Stored entries
• • •
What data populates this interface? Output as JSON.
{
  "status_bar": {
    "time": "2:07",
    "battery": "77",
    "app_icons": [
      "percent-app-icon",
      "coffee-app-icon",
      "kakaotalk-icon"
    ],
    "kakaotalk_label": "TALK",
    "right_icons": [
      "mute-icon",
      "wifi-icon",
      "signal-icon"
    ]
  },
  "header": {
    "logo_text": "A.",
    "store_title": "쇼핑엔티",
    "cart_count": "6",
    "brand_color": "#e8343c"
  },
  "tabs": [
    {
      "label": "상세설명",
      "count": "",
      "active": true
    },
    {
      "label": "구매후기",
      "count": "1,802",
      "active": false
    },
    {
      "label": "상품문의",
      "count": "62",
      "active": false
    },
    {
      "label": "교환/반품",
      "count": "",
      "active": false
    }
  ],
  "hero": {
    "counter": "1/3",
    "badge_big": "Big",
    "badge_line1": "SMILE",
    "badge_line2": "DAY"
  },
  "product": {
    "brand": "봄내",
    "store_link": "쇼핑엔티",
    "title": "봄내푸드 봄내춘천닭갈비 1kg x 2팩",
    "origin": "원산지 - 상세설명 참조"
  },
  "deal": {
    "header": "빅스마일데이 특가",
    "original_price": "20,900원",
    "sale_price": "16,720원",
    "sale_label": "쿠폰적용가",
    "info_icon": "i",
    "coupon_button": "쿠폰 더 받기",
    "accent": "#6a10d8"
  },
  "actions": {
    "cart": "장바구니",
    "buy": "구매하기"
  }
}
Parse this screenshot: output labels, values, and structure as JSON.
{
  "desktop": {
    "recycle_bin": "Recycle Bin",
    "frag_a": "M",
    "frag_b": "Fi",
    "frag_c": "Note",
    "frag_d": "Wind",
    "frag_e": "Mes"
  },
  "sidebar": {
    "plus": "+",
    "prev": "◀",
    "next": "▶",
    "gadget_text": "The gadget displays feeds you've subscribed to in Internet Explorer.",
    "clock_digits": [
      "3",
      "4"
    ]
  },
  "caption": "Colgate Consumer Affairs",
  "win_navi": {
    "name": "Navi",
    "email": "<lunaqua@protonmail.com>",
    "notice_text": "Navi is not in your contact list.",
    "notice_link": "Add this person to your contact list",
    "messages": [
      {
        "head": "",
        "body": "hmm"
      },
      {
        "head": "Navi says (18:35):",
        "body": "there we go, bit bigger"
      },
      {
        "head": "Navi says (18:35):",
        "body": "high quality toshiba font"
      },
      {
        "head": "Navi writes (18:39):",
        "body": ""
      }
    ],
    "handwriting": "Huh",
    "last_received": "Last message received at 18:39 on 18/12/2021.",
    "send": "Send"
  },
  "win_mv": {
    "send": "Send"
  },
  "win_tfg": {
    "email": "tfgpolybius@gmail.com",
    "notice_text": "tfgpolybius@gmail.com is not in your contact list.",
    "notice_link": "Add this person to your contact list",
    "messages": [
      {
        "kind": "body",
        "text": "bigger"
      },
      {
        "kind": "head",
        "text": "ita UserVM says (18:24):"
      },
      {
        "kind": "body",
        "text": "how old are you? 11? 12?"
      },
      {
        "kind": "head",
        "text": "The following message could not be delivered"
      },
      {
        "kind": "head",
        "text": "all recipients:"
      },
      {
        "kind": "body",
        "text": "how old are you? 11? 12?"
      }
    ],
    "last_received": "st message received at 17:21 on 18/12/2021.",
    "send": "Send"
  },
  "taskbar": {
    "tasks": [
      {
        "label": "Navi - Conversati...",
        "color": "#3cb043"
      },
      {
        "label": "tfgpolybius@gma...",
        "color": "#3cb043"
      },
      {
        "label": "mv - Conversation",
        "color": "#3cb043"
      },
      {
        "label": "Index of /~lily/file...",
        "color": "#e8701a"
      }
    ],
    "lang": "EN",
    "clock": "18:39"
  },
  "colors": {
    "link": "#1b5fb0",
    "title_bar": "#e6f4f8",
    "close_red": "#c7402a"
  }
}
• • •
→ What is being asked
Repeat the data in its entirety, character for character.

→ Expected output
What data populates this interface? Output as JSON.
{
  "status_bar": {
    "time": "2:07",
    "battery": "77",
    "app_icons": [
      "percent-app-icon",
      "coffee-app-icon",
      "kakaotalk-icon"
    ],
    "kakaotalk_label": "TALK",
    "right_icons": [
      "mute-icon",
      "wifi-icon",
      "signal-icon"
    ]
  },
  "header": {
    "logo_text": "A.",
    "store_title": "쇼핑엔티",
    "cart_count": "6",
    "brand_color": "#e8343c"
  },
  "tabs": [
    {
      "label": "상세설명",
      "count": "",
      "active": true
    },
    {
      "label": "구매후기",
      "count": "1,802",
      "active": false
    },
    {
      "label": "상품문의",
      "count": "62",
      "active": false
    },
    {
      "label": "교환/반품",
      "count": "",
      "active": false
    }
  ],
  "hero": {
    "counter": "1/3",
    "badge_big": "Big",
    "badge_line1": "SMILE",
    "badge_line2": "DAY"
  },
  "product": {
    "brand": "봄내",
    "store_link": "쇼핑엔티",
    "title": "봄내푸드 봄내춘천닭갈비 1kg x 2팩",
    "origin": "원산지 - 상세설명 참조"
  },
  "deal": {
    "header": "빅스마일데이 특가",
    "original_price": "20,900원",
    "sale_price": "16,720원",
    "sale_label": "쿠폰적용가",
    "info_icon": "i",
    "coupon_button": "쿠폰 더 받기",
    "accent": "#6a10d8"
  },
  "actions": {
    "cart": "장바구니",
    "buy": "구매하기"
  }
}
Parse this screenshot: output labels, values, and structure as JSON.
{
  "desktop": {
    "recycle_bin": "Recycle Bin",
    "frag_a": "M",
    "frag_b": "Fi",
    "frag_c": "Note",
    "frag_d": "Wind",
    "frag_e": "Mes"
  },
  "sidebar": {
    "plus": "+",
    "prev": "◀",
    "next": "▶",
    "gadget_text": "The gadget displays feeds you've subscribed to in Internet Explorer.",
    "clock_digits": [
      "3",
      "4"
    ]
  },
  "caption": "Colgate Consumer Affairs",
  "win_navi": {
    "name": "Navi",
    "email": "<lunaqua@protonmail.com>",
    "notice_text": "Navi is not in your contact list.",
    "notice_link": "Add this person to your contact list",
    "messages": [
      {
        "head": "",
        "body": "hmm"
      },
      {
        "head": "Navi says (18:35):",
        "body": "there we go, bit bigger"
      },
      {
        "head": "Navi says (18:35):",
        "body": "high quality toshiba font"
      },
      {
        "head": "Navi writes (18:39):",
        "body": ""
      }
    ],
    "handwriting": "Huh",
    "last_received": "Last message received at 18:39 on 18/12/2021.",
    "send": "Send"
  },
  "win_mv": {
    "send": "Send"
  },
  "win_tfg": {
    "email": "tfgpolybius@gmail.com",
    "notice_text": "tfgpolybius@gmail.com is not in your contact list.",
    "notice_link": "Add this person to your contact list",
    "messages": [
      {
        "kind": "body",
        "text": "bigger"
      },
      {
        "kind": "head",
        "text": "ita UserVM says (18:24):"
      },
      {
        "kind": "body",
        "text": "how old are you? 11? 12?"
      },
      {
        "kind": "head",
        "text": "The following message could not be delivered"
      },
      {
        "kind": "head",
        "text": "all recipients:"
      },
      {
        "kind": "body",
        "text": "how old are you? 11? 12?"
      }
    ],
    "last_received": "st message received at 17:21 on 18/12/2021.",
    "send": "Send"
  },
  "taskbar": {
    "tasks": [
      {
        "label": "Navi - Conversati...",
        "color": "#3cb043"
      },
      {
        "label": "tfgpolybius@gma...",
        "color": "#3cb043"
      },
      {
        "label": "mv - Conversation",
        "color": "#3cb043"
      },
      {
        "label": "Index of /~lily/file...",
        "color": "#e8701a"
      }
    ],
    "lang": "EN",
    "clock": "18:39"
  },
  "colors": {
    "link": "#1b5fb0",
    "title_bar": "#e6f4f8",
    "close_red": "#c7402a"
  }
}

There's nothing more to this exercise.